**Problem requirements**. Don't copy the pictures; return every other part of the records exactly.

**The records**.

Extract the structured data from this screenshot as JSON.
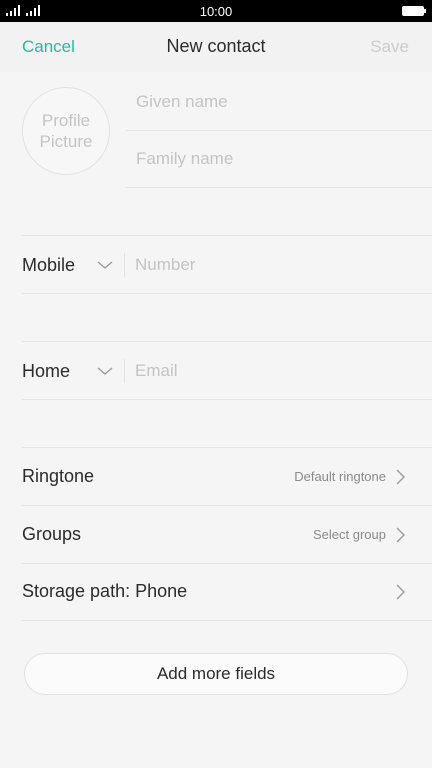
{
  "status_bar": {
    "time": "10:00",
    "signal_icon": "signal-icon",
    "battery_icon": "battery-icon"
  },
  "header": {
    "cancel_label": "Cancel",
    "title": "New contact",
    "save_label": "Save",
    "accent_color": "#2db7a3",
    "save_disabled_color": "#cccccc"
  },
  "profile": {
    "picture_label_line1": "Profile",
    "picture_label_line2": "Picture",
    "given_name_placeholder": "Given name",
    "family_name_placeholder": "Family name"
  },
  "phone": {
    "type": "Mobile",
    "placeholder": "Number",
    "dropdown_icon": "chevron-down-icon"
  },
  "email": {
    "type": "Home",
    "placeholder": "Email",
    "dropdown_icon": "chevron-down-icon"
  },
  "settings": [
    {
      "label": "Ringtone",
      "value": "Default ringtone",
      "icon": "chevron-right-icon"
    },
    {
      "label": "Groups",
      "value": "Select group",
      "icon": "chevron-right-icon"
    },
    {
      "label": "Storage path: Phone",
      "value": "",
      "icon": "chevron-right-icon"
    }
  ],
  "add_more_fields_label": "Add more fields"
}
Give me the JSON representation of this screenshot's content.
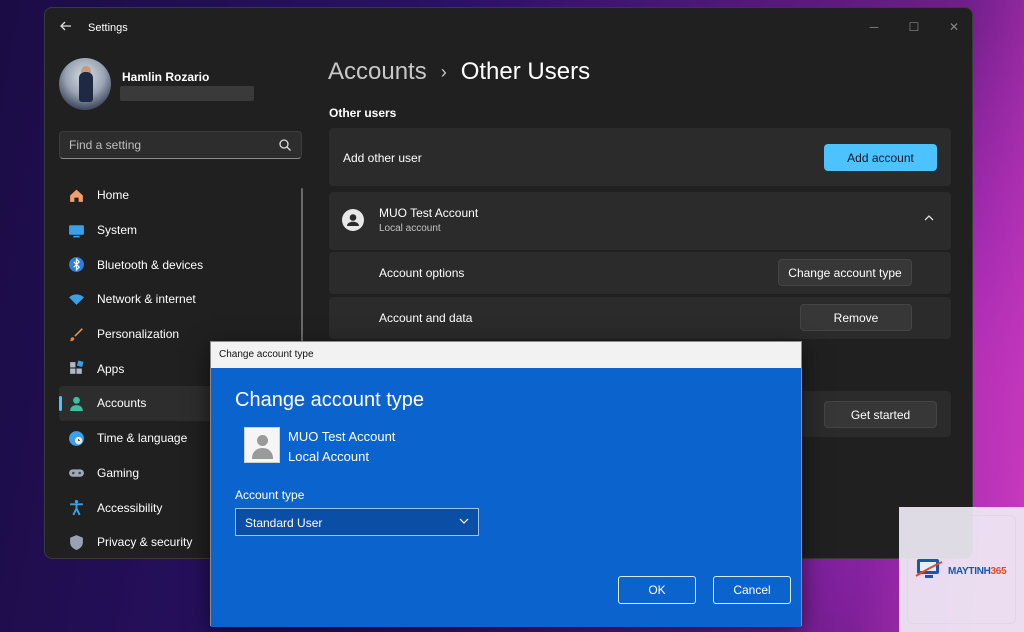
{
  "window": {
    "title": "Settings",
    "back_icon": "back-arrow-icon",
    "controls": {
      "minimize": "─",
      "maximize": "☐",
      "close": "✕"
    }
  },
  "profile": {
    "name": "Hamlin Rozario"
  },
  "search": {
    "placeholder": "Find a setting"
  },
  "sidebar": {
    "items": [
      {
        "label": "Home",
        "icon": "home-icon",
        "active": false
      },
      {
        "label": "System",
        "icon": "system-icon",
        "active": false
      },
      {
        "label": "Bluetooth & devices",
        "icon": "bluetooth-icon",
        "active": false
      },
      {
        "label": "Network & internet",
        "icon": "wifi-icon",
        "active": false
      },
      {
        "label": "Personalization",
        "icon": "brush-icon",
        "active": false
      },
      {
        "label": "Apps",
        "icon": "apps-icon",
        "active": false
      },
      {
        "label": "Accounts",
        "icon": "accounts-icon",
        "active": true
      },
      {
        "label": "Time & language",
        "icon": "clock-globe-icon",
        "active": false
      },
      {
        "label": "Gaming",
        "icon": "gamepad-icon",
        "active": false
      },
      {
        "label": "Accessibility",
        "icon": "accessibility-icon",
        "active": false
      },
      {
        "label": "Privacy & security",
        "icon": "shield-icon",
        "active": false
      }
    ]
  },
  "breadcrumb": {
    "parent": "Accounts",
    "separator": "›",
    "current": "Other Users"
  },
  "main": {
    "section_heading": "Other users",
    "add_user": {
      "label": "Add other user",
      "button": "Add account"
    },
    "user": {
      "name": "MUO Test Account",
      "type": "Local account",
      "options_label": "Account options",
      "change_type_button": "Change account type",
      "data_label": "Account and data",
      "remove_button": "Remove"
    },
    "get_started_button": "Get started"
  },
  "dialog": {
    "window_title": "Change account type",
    "heading": "Change account type",
    "account_name": "MUO Test Account",
    "account_type_text": "Local Account",
    "field_label": "Account type",
    "selected_value": "Standard User",
    "ok_button": "OK",
    "cancel_button": "Cancel"
  },
  "watermark": {
    "brand_main": "MAYTINH",
    "brand_num": "365"
  },
  "colors": {
    "accent": "#4cc2ff",
    "dialog_bg": "#0b63ce",
    "window_bg": "#202020",
    "card_bg": "#2b2b2b"
  }
}
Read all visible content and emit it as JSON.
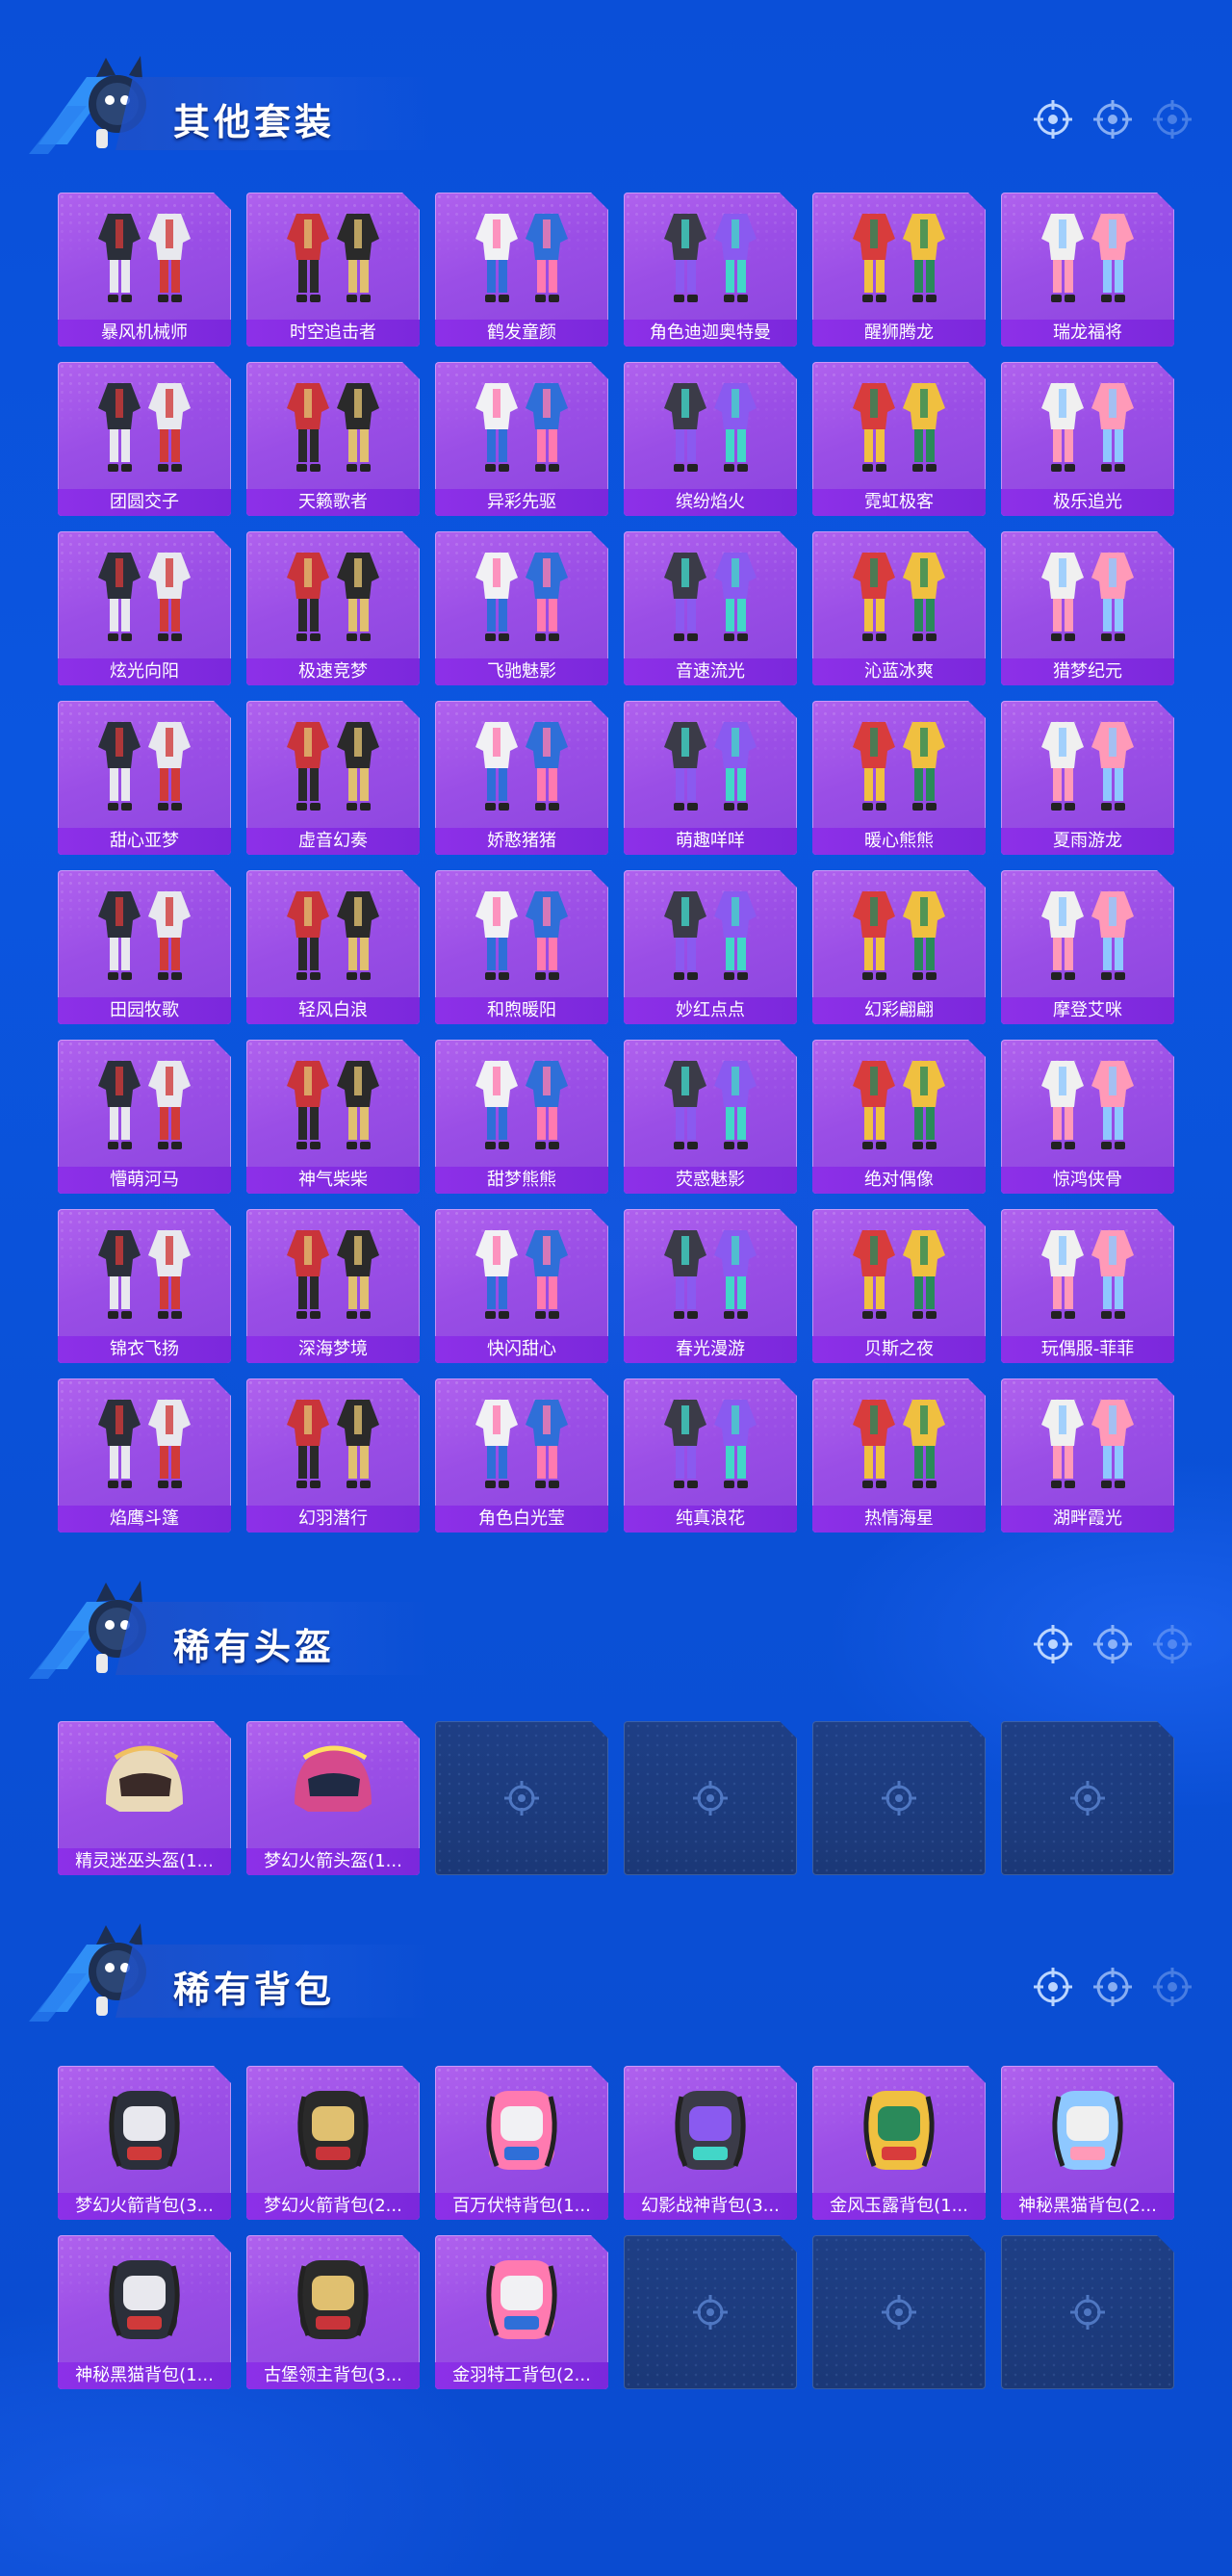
{
  "colors": {
    "background": "#0a4fd8",
    "card_purple": "#9a4ee6",
    "label_purple": "#8d30e8",
    "empty_slot": "#1e3f86"
  },
  "sections": [
    {
      "title": "其他套装",
      "items": [
        "暴风机械师",
        "时空追击者",
        "鹤发童颜",
        "角色迪迦奥特曼",
        "醒狮腾龙",
        "瑞龙福将",
        "团圆交子",
        "天籁歌者",
        "异彩先驱",
        "缤纷焰火",
        "霓虹极客",
        "极乐追光",
        "炫光向阳",
        "极速竞梦",
        "飞驰魅影",
        "音速流光",
        "沁蓝冰爽",
        "猎梦纪元",
        "甜心亚梦",
        "虚音幻奏",
        "娇憨猪猪",
        "萌趣咩咩",
        "暖心熊熊",
        "夏雨游龙",
        "田园牧歌",
        "轻风白浪",
        "和煦暖阳",
        "妙红点点",
        "幻彩翩翩",
        "摩登艾咪",
        "懵萌河马",
        "神气柴柴",
        "甜梦熊熊",
        "荧惑魅影",
        "绝对偶像",
        "惊鸿侠骨",
        "锦衣飞扬",
        "深海梦境",
        "快闪甜心",
        "春光漫游",
        "贝斯之夜",
        "玩偶服-菲菲",
        "焰鹰斗篷",
        "幻羽潜行",
        "角色白光莹",
        "纯真浪花",
        "热情海星",
        "湖畔霞光"
      ],
      "empty_slots": 0
    },
    {
      "title": "稀有头盔",
      "items": [
        "精灵迷巫头盔(1...",
        "梦幻火箭头盔(1..."
      ],
      "empty_slots": 4
    },
    {
      "title": "稀有背包",
      "items": [
        "梦幻火箭背包(3...",
        "梦幻火箭背包(2...",
        "百万伏特背包(1...",
        "幻影战神背包(3...",
        "金风玉露背包(1...",
        "神秘黑猫背包(2...",
        "神秘黑猫背包(1...",
        "古堡领主背包(3...",
        "金羽特工背包(2..."
      ],
      "empty_slots": 3
    }
  ]
}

**Solution to this task**.
Extract the structured data from this screenshot as JSON.
{
  "status_bar": {
    "time": "10:00",
    "signal_icon": "signal-icon",
    "battery_icon": "battery-icon"
  },
  "header": {
    "cancel_label": "Cancel",
    "title": "New contact",
    "save_label": "Save",
    "accent_color": "#2db7a3",
    "save_disabled_color": "#cccccc"
  },
  "profile": {
    "picture_label_line1": "Profile",
    "picture_label_line2": "Picture",
    "given_name_placeholder": "Given name",
    "family_name_placeholder": "Family name"
  },
  "phone": {
    "type": "Mobile",
    "placeholder": "Number",
    "dropdown_icon": "chevron-down-icon"
  },
  "email": {
    "type": "Home",
    "placeholder": "Email",
    "dropdown_icon": "chevron-down-icon"
  },
  "settings": [
    {
      "label": "Ringtone",
      "value": "Default ringtone",
      "icon": "chevron-right-icon"
    },
    {
      "label": "Groups",
      "value": "Select group",
      "icon": "chevron-right-icon"
    },
    {
      "label": "Storage path: Phone",
      "value": "",
      "icon": "chevron-right-icon"
    }
  ],
  "add_more_fields_label": "Add more fields"
}
Give me the JSON representation of this screenshot's content.
{
  "window": {
    "title": "Settings",
    "back_icon": "back-arrow-icon",
    "controls": {
      "minimize": "─",
      "maximize": "☐",
      "close": "✕"
    }
  },
  "profile": {
    "name": "Hamlin Rozario"
  },
  "search": {
    "placeholder": "Find a setting"
  },
  "sidebar": {
    "items": [
      {
        "label": "Home",
        "icon": "home-icon",
        "active": false
      },
      {
        "label": "System",
        "icon": "system-icon",
        "active": false
      },
      {
        "label": "Bluetooth & devices",
        "icon": "bluetooth-icon",
        "active": false
      },
      {
        "label": "Network & internet",
        "icon": "wifi-icon",
        "active": false
      },
      {
        "label": "Personalization",
        "icon": "brush-icon",
        "active": false
      },
      {
        "label": "Apps",
        "icon": "apps-icon",
        "active": false
      },
      {
        "label": "Accounts",
        "icon": "accounts-icon",
        "active": true
      },
      {
        "label": "Time & language",
        "icon": "clock-globe-icon",
        "active": false
      },
      {
        "label": "Gaming",
        "icon": "gamepad-icon",
        "active": false
      },
      {
        "label": "Accessibility",
        "icon": "accessibility-icon",
        "active": false
      },
      {
        "label": "Privacy & security",
        "icon": "shield-icon",
        "active": false
      }
    ]
  },
  "breadcrumb": {
    "parent": "Accounts",
    "separator": "›",
    "current": "Other Users"
  },
  "main": {
    "section_heading": "Other users",
    "add_user": {
      "label": "Add other user",
      "button": "Add account"
    },
    "user": {
      "name": "MUO Test Account",
      "type": "Local account",
      "options_label": "Account options",
      "change_type_button": "Change account type",
      "data_label": "Account and data",
      "remove_button": "Remove"
    },
    "get_started_button": "Get started"
  },
  "dialog": {
    "window_title": "Change account type",
    "heading": "Change account type",
    "account_name": "MUO Test Account",
    "account_type_text": "Local Account",
    "field_label": "Account type",
    "selected_value": "Standard User",
    "ok_button": "OK",
    "cancel_button": "Cancel"
  },
  "watermark": {
    "brand_main": "MAYTINH",
    "brand_num": "365"
  },
  "colors": {
    "accent": "#4cc2ff",
    "dialog_bg": "#0b63ce",
    "window_bg": "#202020",
    "card_bg": "#2b2b2b"
  }
}
Read all visible content and emit it as JSON.
{
  "colors": {
    "background": "#0a4fd8",
    "card_purple": "#9a4ee6",
    "label_purple": "#8d30e8",
    "empty_slot": "#1e3f86"
  },
  "sections": [
    {
      "title": "其他套装",
      "items": [
        "暴风机械师",
        "时空追击者",
        "鹤发童颜",
        "角色迪迦奥特曼",
        "醒狮腾龙",
        "瑞龙福将",
        "团圆交子",
        "天籁歌者",
        "异彩先驱",
        "缤纷焰火",
        "霓虹极客",
        "极乐追光",
        "炫光向阳",
        "极速竞梦",
        "飞驰魅影",
        "音速流光",
        "沁蓝冰爽",
        "猎梦纪元",
        "甜心亚梦",
        "虚音幻奏",
        "娇憨猪猪",
        "萌趣咩咩",
        "暖心熊熊",
        "夏雨游龙",
        "田园牧歌",
        "轻风白浪",
        "和煦暖阳",
        "妙红点点",
        "幻彩翩翩",
        "摩登艾咪",
        "懵萌河马",
        "神气柴柴",
        "甜梦熊熊",
        "荧惑魅影",
        "绝对偶像",
        "惊鸿侠骨",
        "锦衣飞扬",
        "深海梦境",
        "快闪甜心",
        "春光漫游",
        "贝斯之夜",
        "玩偶服-菲菲",
        "焰鹰斗篷",
        "幻羽潜行",
        "角色白光莹",
        "纯真浪花",
        "热情海星",
        "湖畔霞光"
      ],
      "empty_slots": 0
    },
    {
      "title": "稀有头盔",
      "items": [
        "精灵迷巫头盔(1...",
        "梦幻火箭头盔(1..."
      ],
      "empty_slots": 4
    },
    {
      "title": "稀有背包",
      "items": [
        "梦幻火箭背包(3...",
        "梦幻火箭背包(2...",
        "百万伏特背包(1...",
        "幻影战神背包(3...",
        "金风玉露背包(1...",
        "神秘黑猫背包(2...",
        "神秘黑猫背包(1...",
        "古堡领主背包(3...",
        "金羽特工背包(2..."
      ],
      "empty_slots": 3
    }
  ]
}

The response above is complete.